━━ INFORMATION PROVIDED ━━

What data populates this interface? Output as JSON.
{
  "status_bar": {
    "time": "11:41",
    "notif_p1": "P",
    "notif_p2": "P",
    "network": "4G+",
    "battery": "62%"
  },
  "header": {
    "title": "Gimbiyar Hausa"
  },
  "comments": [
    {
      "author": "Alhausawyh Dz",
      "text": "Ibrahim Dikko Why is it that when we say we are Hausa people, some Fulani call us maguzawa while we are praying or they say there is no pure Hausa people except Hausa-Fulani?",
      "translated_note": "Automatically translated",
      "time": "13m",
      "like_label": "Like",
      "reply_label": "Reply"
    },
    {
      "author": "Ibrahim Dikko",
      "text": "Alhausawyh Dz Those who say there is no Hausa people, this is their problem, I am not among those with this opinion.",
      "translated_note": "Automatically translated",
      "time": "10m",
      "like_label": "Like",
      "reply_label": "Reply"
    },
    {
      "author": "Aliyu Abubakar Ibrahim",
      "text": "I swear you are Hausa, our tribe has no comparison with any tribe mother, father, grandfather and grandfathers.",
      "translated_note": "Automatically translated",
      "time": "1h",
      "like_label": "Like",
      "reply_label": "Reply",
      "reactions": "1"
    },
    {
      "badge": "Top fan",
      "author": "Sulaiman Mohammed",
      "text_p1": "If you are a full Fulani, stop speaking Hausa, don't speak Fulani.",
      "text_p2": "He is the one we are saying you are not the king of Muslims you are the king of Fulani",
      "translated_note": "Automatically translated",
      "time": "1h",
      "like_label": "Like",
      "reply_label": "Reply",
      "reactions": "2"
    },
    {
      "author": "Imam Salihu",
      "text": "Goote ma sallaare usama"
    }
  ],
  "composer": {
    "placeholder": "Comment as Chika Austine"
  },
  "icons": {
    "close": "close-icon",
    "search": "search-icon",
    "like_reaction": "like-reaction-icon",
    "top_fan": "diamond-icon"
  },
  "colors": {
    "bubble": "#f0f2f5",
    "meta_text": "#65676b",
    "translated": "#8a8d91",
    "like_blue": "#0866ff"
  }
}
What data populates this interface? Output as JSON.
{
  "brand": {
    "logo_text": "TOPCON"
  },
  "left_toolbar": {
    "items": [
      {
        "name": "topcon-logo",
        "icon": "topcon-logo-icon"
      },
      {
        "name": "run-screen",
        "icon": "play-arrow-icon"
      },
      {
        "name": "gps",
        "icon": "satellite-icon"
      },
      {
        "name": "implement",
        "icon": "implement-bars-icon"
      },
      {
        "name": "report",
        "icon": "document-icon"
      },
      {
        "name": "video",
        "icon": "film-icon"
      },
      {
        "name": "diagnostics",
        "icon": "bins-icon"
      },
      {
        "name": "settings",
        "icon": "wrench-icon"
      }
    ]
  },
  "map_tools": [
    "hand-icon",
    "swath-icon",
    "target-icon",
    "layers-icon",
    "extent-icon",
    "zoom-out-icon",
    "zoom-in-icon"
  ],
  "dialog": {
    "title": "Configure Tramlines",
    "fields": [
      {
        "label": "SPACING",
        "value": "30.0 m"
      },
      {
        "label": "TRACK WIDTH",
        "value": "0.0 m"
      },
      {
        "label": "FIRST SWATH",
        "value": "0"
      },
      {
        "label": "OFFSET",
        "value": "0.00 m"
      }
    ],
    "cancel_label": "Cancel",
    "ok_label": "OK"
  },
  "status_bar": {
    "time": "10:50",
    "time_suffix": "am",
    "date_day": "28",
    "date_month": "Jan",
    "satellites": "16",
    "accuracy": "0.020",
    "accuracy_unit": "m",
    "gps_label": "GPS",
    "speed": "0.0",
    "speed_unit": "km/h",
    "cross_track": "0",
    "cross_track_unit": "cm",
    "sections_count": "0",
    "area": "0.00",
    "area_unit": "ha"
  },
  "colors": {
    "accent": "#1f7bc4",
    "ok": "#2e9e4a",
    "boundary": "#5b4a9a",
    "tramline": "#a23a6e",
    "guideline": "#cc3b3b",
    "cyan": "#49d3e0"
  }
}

━━━

» PROBLEM TO WORK ON:
Using the data above, print every record exactly as shown.

» EXERCISE RESULT:
What data populates this interface? Output as JSON.
{
  "status_bar": {
    "time": "11:41",
    "notif_p1": "P",
    "notif_p2": "P",
    "network": "4G+",
    "battery": "62%"
  },
  "header": {
    "title": "Gimbiyar Hausa"
  },
  "comments": [
    {
      "author": "Alhausawyh Dz",
      "text": "Ibrahim Dikko Why is it that when we say we are Hausa people, some Fulani call us maguzawa while we are praying or they say there is no pure Hausa people except Hausa-Fulani?",
      "translated_note": "Automatically translated",
      "time": "13m",
      "like_label": "Like",
      "reply_label": "Reply"
    },
    {
      "author": "Ibrahim Dikko",
      "text": "Alhausawyh Dz Those who say there is no Hausa people, this is their problem, I am not among those with this opinion.",
      "translated_note": "Automatically translated",
      "time": "10m",
      "like_label": "Like",
      "reply_label": "Reply"
    },
    {
      "author": "Aliyu Abubakar Ibrahim",
      "text": "I swear you are Hausa, our tribe has no comparison with any tribe mother, father, grandfather and grandfathers.",
      "translated_note": "Automatically translated",
      "time": "1h",
      "like_label": "Like",
      "reply_label": "Reply",
      "reactions": "1"
    },
    {
      "badge": "Top fan",
      "author": "Sulaiman Mohammed",
      "text_p1": "If you are a full Fulani, stop speaking Hausa, don't speak Fulani.",
      "text_p2": "He is the one we are saying you are not the king of Muslims you are the king of Fulani",
      "translated_note": "Automatically translated",
      "time": "1h",
      "like_label": "Like",
      "reply_label": "Reply",
      "reactions": "2"
    },
    {
      "author": "Imam Salihu",
      "text": "Goote ma sallaare usama"
    }
  ],
  "composer": {
    "placeholder": "Comment as Chika Austine"
  },
  "icons": {
    "close": "close-icon",
    "search": "search-icon",
    "like_reaction": "like-reaction-icon",
    "top_fan": "diamond-icon"
  },
  "colors": {
    "bubble": "#f0f2f5",
    "meta_text": "#65676b",
    "translated": "#8a8d91",
    "like_blue": "#0866ff"
  }
}
What data populates this interface? Output as JSON.
{
  "brand": {
    "logo_text": "TOPCON"
  },
  "left_toolbar": {
    "items": [
      {
        "name": "topcon-logo",
        "icon": "topcon-logo-icon"
      },
      {
        "name": "run-screen",
        "icon": "play-arrow-icon"
      },
      {
        "name": "gps",
        "icon": "satellite-icon"
      },
      {
        "name": "implement",
        "icon": "implement-bars-icon"
      },
      {
        "name": "report",
        "icon": "document-icon"
      },
      {
        "name": "video",
        "icon": "film-icon"
      },
      {
        "name": "diagnostics",
        "icon": "bins-icon"
      },
      {
        "name": "settings",
        "icon": "wrench-icon"
      }
    ]
  },
  "map_tools": [
    "hand-icon",
    "swath-icon",
    "target-icon",
    "layers-icon",
    "extent-icon",
    "zoom-out-icon",
    "zoom-in-icon"
  ],
  "dialog": {
    "title": "Configure Tramlines",
    "fields": [
      {
        "label": "SPACING",
        "value": "30.0 m"
      },
      {
        "label": "TRACK WIDTH",
        "value": "0.0 m"
      },
      {
        "label": "FIRST SWATH",
        "value": "0"
      },
      {
        "label": "OFFSET",
        "value": "0.00 m"
      }
    ],
    "cancel_label": "Cancel",
    "ok_label": "OK"
  },
  "status_bar": {
    "time": "10:50",
    "time_suffix": "am",
    "date_day": "28",
    "date_month": "Jan",
    "satellites": "16",
    "accuracy": "0.020",
    "accuracy_unit": "m",
    "gps_label": "GPS",
    "speed": "0.0",
    "speed_unit": "km/h",
    "cross_track": "0",
    "cross_track_unit": "cm",
    "sections_count": "0",
    "area": "0.00",
    "area_unit": "ha"
  },
  "colors": {
    "accent": "#1f7bc4",
    "ok": "#2e9e4a",
    "boundary": "#5b4a9a",
    "tramline": "#a23a6e",
    "guideline": "#cc3b3b",
    "cyan": "#49d3e0"
  }
}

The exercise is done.